▽

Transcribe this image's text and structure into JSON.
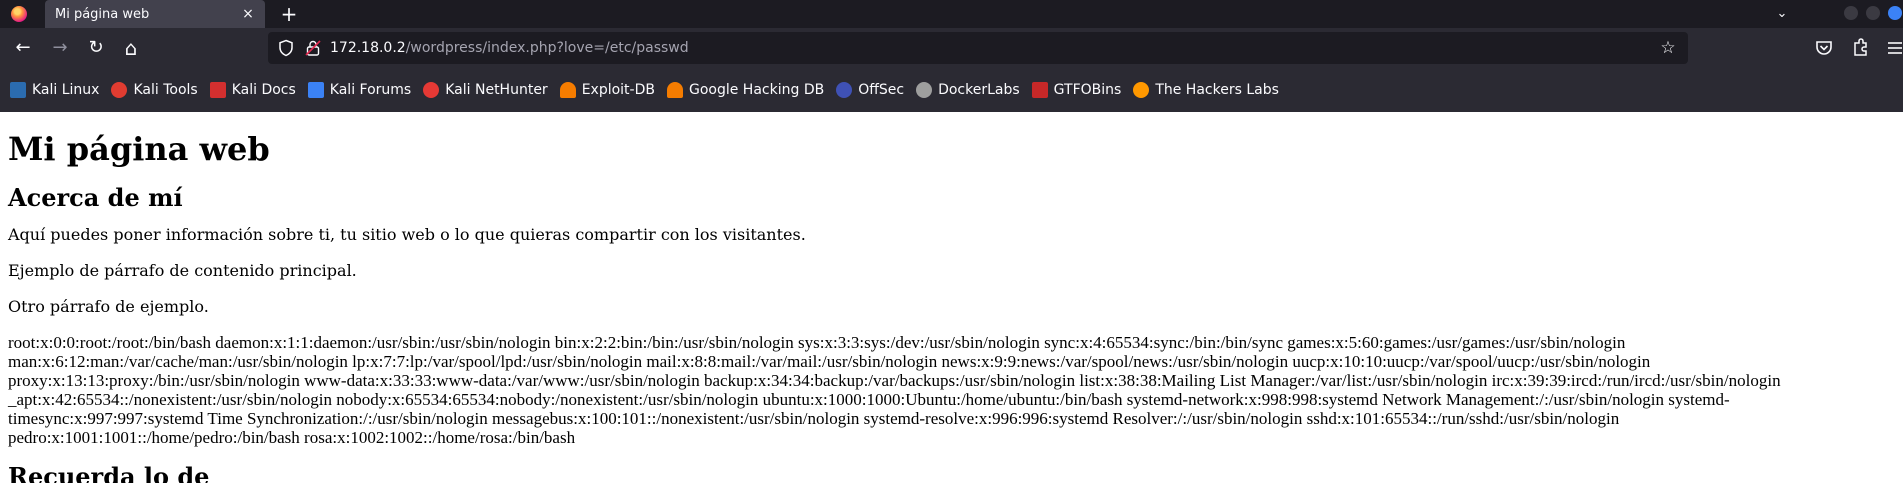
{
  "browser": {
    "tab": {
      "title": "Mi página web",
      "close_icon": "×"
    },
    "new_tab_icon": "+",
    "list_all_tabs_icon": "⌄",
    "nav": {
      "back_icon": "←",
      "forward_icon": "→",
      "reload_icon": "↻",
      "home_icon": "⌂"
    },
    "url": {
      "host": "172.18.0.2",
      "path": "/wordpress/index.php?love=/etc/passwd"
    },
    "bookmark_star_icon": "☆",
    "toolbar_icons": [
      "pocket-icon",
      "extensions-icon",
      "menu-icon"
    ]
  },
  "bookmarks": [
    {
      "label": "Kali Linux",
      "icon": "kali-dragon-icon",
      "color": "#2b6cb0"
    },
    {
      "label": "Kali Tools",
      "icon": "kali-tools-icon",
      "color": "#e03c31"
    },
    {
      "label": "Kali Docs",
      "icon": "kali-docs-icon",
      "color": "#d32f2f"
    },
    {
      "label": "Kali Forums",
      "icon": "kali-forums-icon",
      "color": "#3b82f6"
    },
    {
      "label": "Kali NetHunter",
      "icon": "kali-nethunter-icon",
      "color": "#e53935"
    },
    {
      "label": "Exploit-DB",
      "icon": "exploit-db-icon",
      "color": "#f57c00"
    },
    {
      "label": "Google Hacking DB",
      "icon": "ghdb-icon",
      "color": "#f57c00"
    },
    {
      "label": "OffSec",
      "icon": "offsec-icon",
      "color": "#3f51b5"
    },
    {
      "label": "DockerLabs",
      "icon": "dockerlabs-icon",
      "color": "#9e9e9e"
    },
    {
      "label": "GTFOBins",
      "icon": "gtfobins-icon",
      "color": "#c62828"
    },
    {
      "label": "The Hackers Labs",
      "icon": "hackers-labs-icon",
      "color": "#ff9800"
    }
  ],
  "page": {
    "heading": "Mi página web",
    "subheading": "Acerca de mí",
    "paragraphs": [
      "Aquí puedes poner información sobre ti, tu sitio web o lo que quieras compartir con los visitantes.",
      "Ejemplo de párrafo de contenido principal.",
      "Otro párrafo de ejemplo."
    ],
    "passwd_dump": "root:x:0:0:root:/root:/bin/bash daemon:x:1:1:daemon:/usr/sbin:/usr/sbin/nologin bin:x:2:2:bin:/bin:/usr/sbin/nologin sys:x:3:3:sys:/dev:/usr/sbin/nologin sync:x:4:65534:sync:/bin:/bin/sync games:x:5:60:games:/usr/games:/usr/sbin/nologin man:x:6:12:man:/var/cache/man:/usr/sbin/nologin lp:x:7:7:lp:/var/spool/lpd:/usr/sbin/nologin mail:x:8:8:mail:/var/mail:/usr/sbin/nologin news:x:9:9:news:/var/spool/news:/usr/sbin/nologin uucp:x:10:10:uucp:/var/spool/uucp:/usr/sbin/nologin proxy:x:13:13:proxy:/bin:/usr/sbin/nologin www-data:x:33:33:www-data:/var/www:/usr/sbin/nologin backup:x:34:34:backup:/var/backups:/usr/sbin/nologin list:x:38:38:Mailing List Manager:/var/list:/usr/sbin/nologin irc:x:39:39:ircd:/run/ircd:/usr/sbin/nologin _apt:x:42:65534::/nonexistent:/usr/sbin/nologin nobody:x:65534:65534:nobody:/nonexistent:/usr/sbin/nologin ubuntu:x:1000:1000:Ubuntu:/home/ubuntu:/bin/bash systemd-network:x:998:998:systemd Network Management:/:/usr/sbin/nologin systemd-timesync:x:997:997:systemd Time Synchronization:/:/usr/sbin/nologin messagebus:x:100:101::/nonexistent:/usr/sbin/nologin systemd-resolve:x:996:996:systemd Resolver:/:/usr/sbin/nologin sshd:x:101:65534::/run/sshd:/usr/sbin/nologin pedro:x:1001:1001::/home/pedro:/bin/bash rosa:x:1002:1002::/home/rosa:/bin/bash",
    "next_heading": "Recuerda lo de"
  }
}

△

→ What is required:
Reproduce the material above in full and without alteration, but skip all pictures.

→ Exercise result:
Transcribe this image's text and structure into JSON.
{
  "browser": {
    "tab": {
      "title": "Mi página web",
      "close_icon": "×"
    },
    "new_tab_icon": "+",
    "list_all_tabs_icon": "⌄",
    "nav": {
      "back_icon": "←",
      "forward_icon": "→",
      "reload_icon": "↻",
      "home_icon": "⌂"
    },
    "url": {
      "host": "172.18.0.2",
      "path": "/wordpress/index.php?love=/etc/passwd"
    },
    "bookmark_star_icon": "☆",
    "toolbar_icons": [
      "pocket-icon",
      "extensions-icon",
      "menu-icon"
    ]
  },
  "bookmarks": [
    {
      "label": "Kali Linux",
      "icon": "kali-dragon-icon",
      "color": "#2b6cb0"
    },
    {
      "label": "Kali Tools",
      "icon": "kali-tools-icon",
      "color": "#e03c31"
    },
    {
      "label": "Kali Docs",
      "icon": "kali-docs-icon",
      "color": "#d32f2f"
    },
    {
      "label": "Kali Forums",
      "icon": "kali-forums-icon",
      "color": "#3b82f6"
    },
    {
      "label": "Kali NetHunter",
      "icon": "kali-nethunter-icon",
      "color": "#e53935"
    },
    {
      "label": "Exploit-DB",
      "icon": "exploit-db-icon",
      "color": "#f57c00"
    },
    {
      "label": "Google Hacking DB",
      "icon": "ghdb-icon",
      "color": "#f57c00"
    },
    {
      "label": "OffSec",
      "icon": "offsec-icon",
      "color": "#3f51b5"
    },
    {
      "label": "DockerLabs",
      "icon": "dockerlabs-icon",
      "color": "#9e9e9e"
    },
    {
      "label": "GTFOBins",
      "icon": "gtfobins-icon",
      "color": "#c62828"
    },
    {
      "label": "The Hackers Labs",
      "icon": "hackers-labs-icon",
      "color": "#ff9800"
    }
  ],
  "page": {
    "heading": "Mi página web",
    "subheading": "Acerca de mí",
    "paragraphs": [
      "Aquí puedes poner información sobre ti, tu sitio web o lo que quieras compartir con los visitantes.",
      "Ejemplo de párrafo de contenido principal.",
      "Otro párrafo de ejemplo."
    ],
    "passwd_dump": "root:x:0:0:root:/root:/bin/bash daemon:x:1:1:daemon:/usr/sbin:/usr/sbin/nologin bin:x:2:2:bin:/bin:/usr/sbin/nologin sys:x:3:3:sys:/dev:/usr/sbin/nologin sync:x:4:65534:sync:/bin:/bin/sync games:x:5:60:games:/usr/games:/usr/sbin/nologin man:x:6:12:man:/var/cache/man:/usr/sbin/nologin lp:x:7:7:lp:/var/spool/lpd:/usr/sbin/nologin mail:x:8:8:mail:/var/mail:/usr/sbin/nologin news:x:9:9:news:/var/spool/news:/usr/sbin/nologin uucp:x:10:10:uucp:/var/spool/uucp:/usr/sbin/nologin proxy:x:13:13:proxy:/bin:/usr/sbin/nologin www-data:x:33:33:www-data:/var/www:/usr/sbin/nologin backup:x:34:34:backup:/var/backups:/usr/sbin/nologin list:x:38:38:Mailing List Manager:/var/list:/usr/sbin/nologin irc:x:39:39:ircd:/run/ircd:/usr/sbin/nologin _apt:x:42:65534::/nonexistent:/usr/sbin/nologin nobody:x:65534:65534:nobody:/nonexistent:/usr/sbin/nologin ubuntu:x:1000:1000:Ubuntu:/home/ubuntu:/bin/bash systemd-network:x:998:998:systemd Network Management:/:/usr/sbin/nologin systemd-timesync:x:997:997:systemd Time Synchronization:/:/usr/sbin/nologin messagebus:x:100:101::/nonexistent:/usr/sbin/nologin systemd-resolve:x:996:996:systemd Resolver:/:/usr/sbin/nologin sshd:x:101:65534::/run/sshd:/usr/sbin/nologin pedro:x:1001:1001::/home/pedro:/bin/bash rosa:x:1002:1002::/home/rosa:/bin/bash",
    "next_heading": "Recuerda lo de"
  }
}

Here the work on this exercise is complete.